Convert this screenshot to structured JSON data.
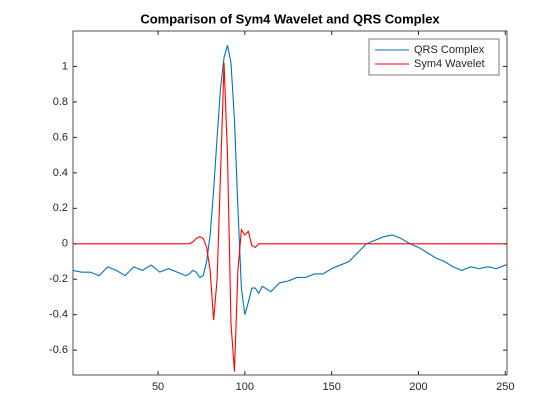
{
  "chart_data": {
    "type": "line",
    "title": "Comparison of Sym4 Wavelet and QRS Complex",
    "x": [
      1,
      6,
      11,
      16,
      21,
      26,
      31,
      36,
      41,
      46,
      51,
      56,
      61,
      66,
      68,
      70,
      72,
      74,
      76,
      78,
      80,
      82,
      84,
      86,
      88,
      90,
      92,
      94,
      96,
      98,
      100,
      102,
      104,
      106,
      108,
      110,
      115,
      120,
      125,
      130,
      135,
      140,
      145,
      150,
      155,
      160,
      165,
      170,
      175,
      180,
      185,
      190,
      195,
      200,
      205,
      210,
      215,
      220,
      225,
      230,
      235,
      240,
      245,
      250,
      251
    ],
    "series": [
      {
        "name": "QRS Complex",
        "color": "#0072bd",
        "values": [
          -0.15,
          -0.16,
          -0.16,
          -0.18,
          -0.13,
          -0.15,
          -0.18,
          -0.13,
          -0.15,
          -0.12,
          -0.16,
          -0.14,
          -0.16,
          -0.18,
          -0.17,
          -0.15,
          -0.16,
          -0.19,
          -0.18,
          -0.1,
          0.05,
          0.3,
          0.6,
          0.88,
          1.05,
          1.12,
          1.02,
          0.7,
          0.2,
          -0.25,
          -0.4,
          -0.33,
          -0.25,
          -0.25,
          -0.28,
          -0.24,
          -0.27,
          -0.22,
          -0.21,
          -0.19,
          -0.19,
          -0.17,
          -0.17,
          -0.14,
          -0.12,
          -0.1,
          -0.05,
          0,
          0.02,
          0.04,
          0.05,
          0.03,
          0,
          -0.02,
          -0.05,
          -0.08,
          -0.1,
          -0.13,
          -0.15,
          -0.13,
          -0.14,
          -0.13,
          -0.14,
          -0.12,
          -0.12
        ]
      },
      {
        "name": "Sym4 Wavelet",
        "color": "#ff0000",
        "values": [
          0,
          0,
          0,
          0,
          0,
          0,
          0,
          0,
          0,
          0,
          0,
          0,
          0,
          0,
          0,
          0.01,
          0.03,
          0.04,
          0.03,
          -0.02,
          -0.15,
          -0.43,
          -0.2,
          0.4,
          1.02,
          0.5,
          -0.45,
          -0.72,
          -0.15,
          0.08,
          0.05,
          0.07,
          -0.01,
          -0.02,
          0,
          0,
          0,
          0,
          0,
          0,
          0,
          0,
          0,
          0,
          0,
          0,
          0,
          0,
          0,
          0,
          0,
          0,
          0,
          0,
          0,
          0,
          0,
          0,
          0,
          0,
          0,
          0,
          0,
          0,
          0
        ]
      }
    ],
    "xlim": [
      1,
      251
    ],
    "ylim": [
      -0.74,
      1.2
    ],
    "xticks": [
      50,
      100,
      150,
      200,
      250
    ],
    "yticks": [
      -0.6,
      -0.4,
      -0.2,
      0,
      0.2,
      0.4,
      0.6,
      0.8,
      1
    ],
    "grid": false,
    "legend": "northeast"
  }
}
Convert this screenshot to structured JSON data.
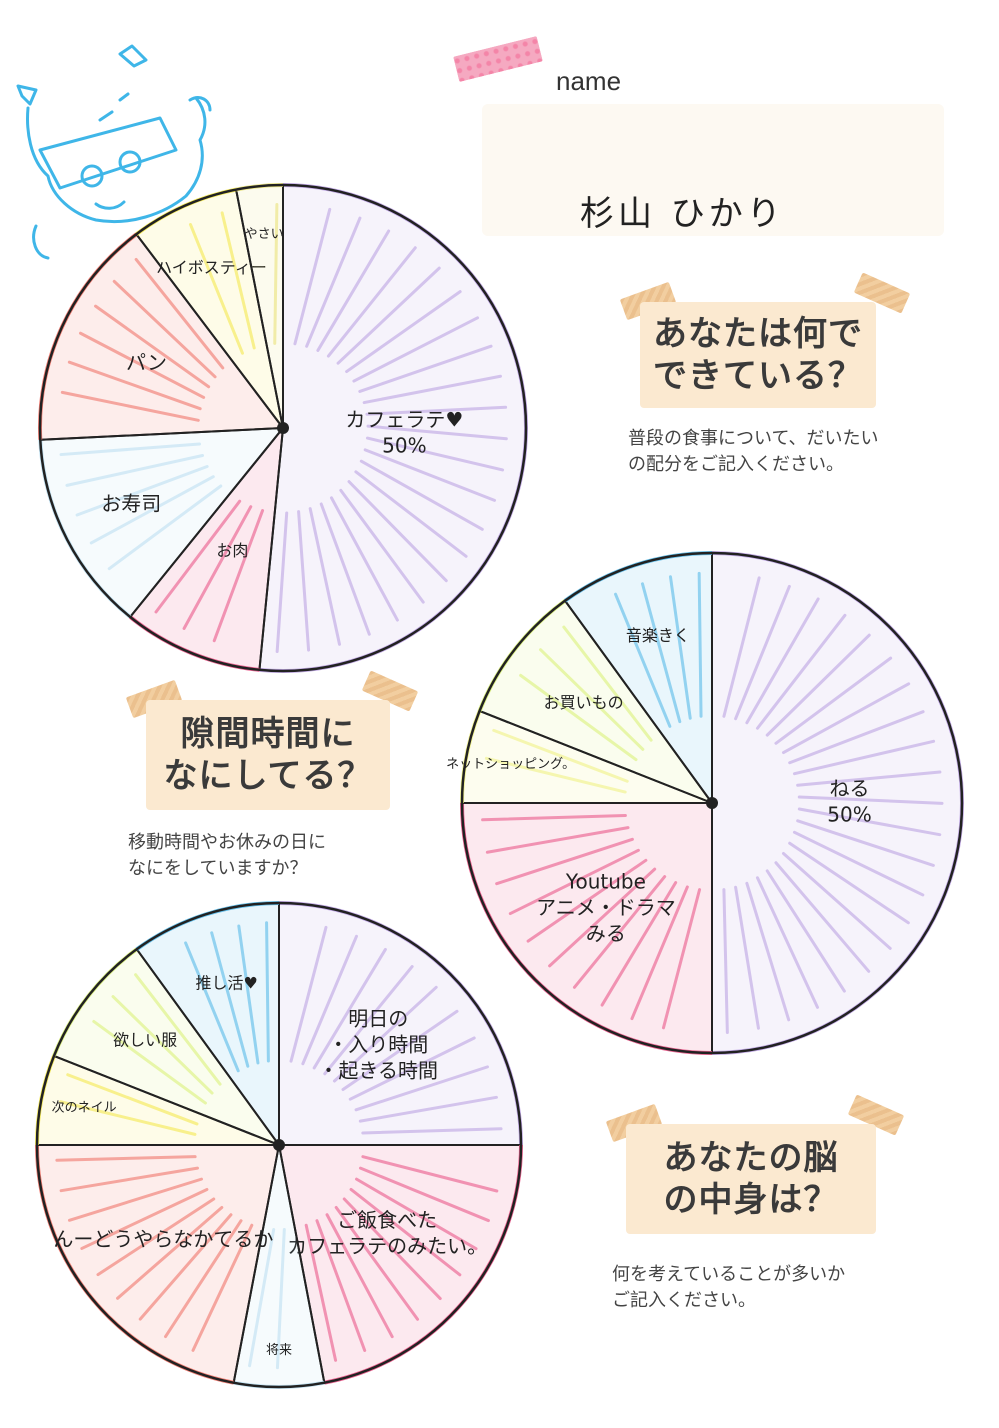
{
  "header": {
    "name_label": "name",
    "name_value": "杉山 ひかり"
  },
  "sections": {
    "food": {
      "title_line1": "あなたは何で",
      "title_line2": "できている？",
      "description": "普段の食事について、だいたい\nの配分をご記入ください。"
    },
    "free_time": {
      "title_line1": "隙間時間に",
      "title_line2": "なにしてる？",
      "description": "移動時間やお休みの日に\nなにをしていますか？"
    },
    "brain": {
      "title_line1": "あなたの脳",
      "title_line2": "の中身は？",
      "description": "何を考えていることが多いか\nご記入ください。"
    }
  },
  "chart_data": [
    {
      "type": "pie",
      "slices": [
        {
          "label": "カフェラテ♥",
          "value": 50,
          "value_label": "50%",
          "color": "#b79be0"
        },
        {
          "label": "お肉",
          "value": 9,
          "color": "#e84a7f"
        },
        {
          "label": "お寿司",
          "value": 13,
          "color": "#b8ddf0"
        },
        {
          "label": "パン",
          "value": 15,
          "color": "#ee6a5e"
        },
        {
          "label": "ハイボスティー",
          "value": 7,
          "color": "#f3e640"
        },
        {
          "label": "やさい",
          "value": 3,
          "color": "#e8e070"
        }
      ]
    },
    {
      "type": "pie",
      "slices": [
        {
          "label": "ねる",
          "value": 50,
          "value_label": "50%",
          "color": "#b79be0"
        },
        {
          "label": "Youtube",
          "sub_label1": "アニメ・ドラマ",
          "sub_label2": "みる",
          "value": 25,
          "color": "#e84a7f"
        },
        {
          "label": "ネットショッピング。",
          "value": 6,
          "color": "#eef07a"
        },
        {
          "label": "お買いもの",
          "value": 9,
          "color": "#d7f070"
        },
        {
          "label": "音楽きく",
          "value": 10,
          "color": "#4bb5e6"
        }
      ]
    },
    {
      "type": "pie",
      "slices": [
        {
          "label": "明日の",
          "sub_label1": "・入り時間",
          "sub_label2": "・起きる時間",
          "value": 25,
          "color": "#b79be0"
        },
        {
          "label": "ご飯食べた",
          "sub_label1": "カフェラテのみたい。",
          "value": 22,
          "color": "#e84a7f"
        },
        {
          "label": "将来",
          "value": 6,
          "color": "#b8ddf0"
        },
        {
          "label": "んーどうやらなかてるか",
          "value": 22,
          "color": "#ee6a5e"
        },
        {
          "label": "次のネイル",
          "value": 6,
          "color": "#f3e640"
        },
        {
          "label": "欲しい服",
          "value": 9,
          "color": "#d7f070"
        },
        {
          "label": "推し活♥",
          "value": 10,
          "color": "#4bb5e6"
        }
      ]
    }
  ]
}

- [Set task] Copy the entries above faithfully and omit every image.

- [In response]
Convert this screenshot to structured JSON data.
{
  "chart_data": {
    "type": "line",
    "title": "Comparison of Sym4 Wavelet and QRS Complex",
    "x": [
      1,
      6,
      11,
      16,
      21,
      26,
      31,
      36,
      41,
      46,
      51,
      56,
      61,
      66,
      68,
      70,
      72,
      74,
      76,
      78,
      80,
      82,
      84,
      86,
      88,
      90,
      92,
      94,
      96,
      98,
      100,
      102,
      104,
      106,
      108,
      110,
      115,
      120,
      125,
      130,
      135,
      140,
      145,
      150,
      155,
      160,
      165,
      170,
      175,
      180,
      185,
      190,
      195,
      200,
      205,
      210,
      215,
      220,
      225,
      230,
      235,
      240,
      245,
      250,
      251
    ],
    "series": [
      {
        "name": "QRS Complex",
        "color": "#0072bd",
        "values": [
          -0.15,
          -0.16,
          -0.16,
          -0.18,
          -0.13,
          -0.15,
          -0.18,
          -0.13,
          -0.15,
          -0.12,
          -0.16,
          -0.14,
          -0.16,
          -0.18,
          -0.17,
          -0.15,
          -0.16,
          -0.19,
          -0.18,
          -0.1,
          0.05,
          0.3,
          0.6,
          0.88,
          1.05,
          1.12,
          1.02,
          0.7,
          0.2,
          -0.25,
          -0.4,
          -0.33,
          -0.25,
          -0.25,
          -0.28,
          -0.24,
          -0.27,
          -0.22,
          -0.21,
          -0.19,
          -0.19,
          -0.17,
          -0.17,
          -0.14,
          -0.12,
          -0.1,
          -0.05,
          0,
          0.02,
          0.04,
          0.05,
          0.03,
          0,
          -0.02,
          -0.05,
          -0.08,
          -0.1,
          -0.13,
          -0.15,
          -0.13,
          -0.14,
          -0.13,
          -0.14,
          -0.12,
          -0.12
        ]
      },
      {
        "name": "Sym4 Wavelet",
        "color": "#ff0000",
        "values": [
          0,
          0,
          0,
          0,
          0,
          0,
          0,
          0,
          0,
          0,
          0,
          0,
          0,
          0,
          0,
          0.01,
          0.03,
          0.04,
          0.03,
          -0.02,
          -0.15,
          -0.43,
          -0.2,
          0.4,
          1.02,
          0.5,
          -0.45,
          -0.72,
          -0.15,
          0.08,
          0.05,
          0.07,
          -0.01,
          -0.02,
          0,
          0,
          0,
          0,
          0,
          0,
          0,
          0,
          0,
          0,
          0,
          0,
          0,
          0,
          0,
          0,
          0,
          0,
          0,
          0,
          0,
          0,
          0,
          0,
          0,
          0,
          0,
          0,
          0,
          0,
          0
        ]
      }
    ],
    "xlim": [
      1,
      251
    ],
    "ylim": [
      -0.74,
      1.2
    ],
    "xticks": [
      50,
      100,
      150,
      200,
      250
    ],
    "yticks": [
      -0.6,
      -0.4,
      -0.2,
      0,
      0.2,
      0.4,
      0.6,
      0.8,
      1
    ],
    "grid": false,
    "legend": "northeast"
  }
}
Convert this screenshot to structured JSON data.
{
  "header": {
    "name_label": "name",
    "name_value": "杉山 ひかり"
  },
  "sections": {
    "food": {
      "title_line1": "あなたは何で",
      "title_line2": "できている？",
      "description": "普段の食事について、だいたい\nの配分をご記入ください。"
    },
    "free_time": {
      "title_line1": "隙間時間に",
      "title_line2": "なにしてる？",
      "description": "移動時間やお休みの日に\nなにをしていますか？"
    },
    "brain": {
      "title_line1": "あなたの脳",
      "title_line2": "の中身は？",
      "description": "何を考えていることが多いか\nご記入ください。"
    }
  },
  "chart_data": [
    {
      "type": "pie",
      "slices": [
        {
          "label": "カフェラテ♥",
          "value": 50,
          "value_label": "50%",
          "color": "#b79be0"
        },
        {
          "label": "お肉",
          "value": 9,
          "color": "#e84a7f"
        },
        {
          "label": "お寿司",
          "value": 13,
          "color": "#b8ddf0"
        },
        {
          "label": "パン",
          "value": 15,
          "color": "#ee6a5e"
        },
        {
          "label": "ハイボスティー",
          "value": 7,
          "color": "#f3e640"
        },
        {
          "label": "やさい",
          "value": 3,
          "color": "#e8e070"
        }
      ]
    },
    {
      "type": "pie",
      "slices": [
        {
          "label": "ねる",
          "value": 50,
          "value_label": "50%",
          "color": "#b79be0"
        },
        {
          "label": "Youtube",
          "sub_label1": "アニメ・ドラマ",
          "sub_label2": "みる",
          "value": 25,
          "color": "#e84a7f"
        },
        {
          "label": "ネットショッピング。",
          "value": 6,
          "color": "#eef07a"
        },
        {
          "label": "お買いもの",
          "value": 9,
          "color": "#d7f070"
        },
        {
          "label": "音楽きく",
          "value": 10,
          "color": "#4bb5e6"
        }
      ]
    },
    {
      "type": "pie",
      "slices": [
        {
          "label": "明日の",
          "sub_label1": "・入り時間",
          "sub_label2": "・起きる時間",
          "value": 25,
          "color": "#b79be0"
        },
        {
          "label": "ご飯食べた",
          "sub_label1": "カフェラテのみたい。",
          "value": 22,
          "color": "#e84a7f"
        },
        {
          "label": "将来",
          "value": 6,
          "color": "#b8ddf0"
        },
        {
          "label": "んーどうやらなかてるか",
          "value": 22,
          "color": "#ee6a5e"
        },
        {
          "label": "次のネイル",
          "value": 6,
          "color": "#f3e640"
        },
        {
          "label": "欲しい服",
          "value": 9,
          "color": "#d7f070"
        },
        {
          "label": "推し活♥",
          "value": 10,
          "color": "#4bb5e6"
        }
      ]
    }
  ]
}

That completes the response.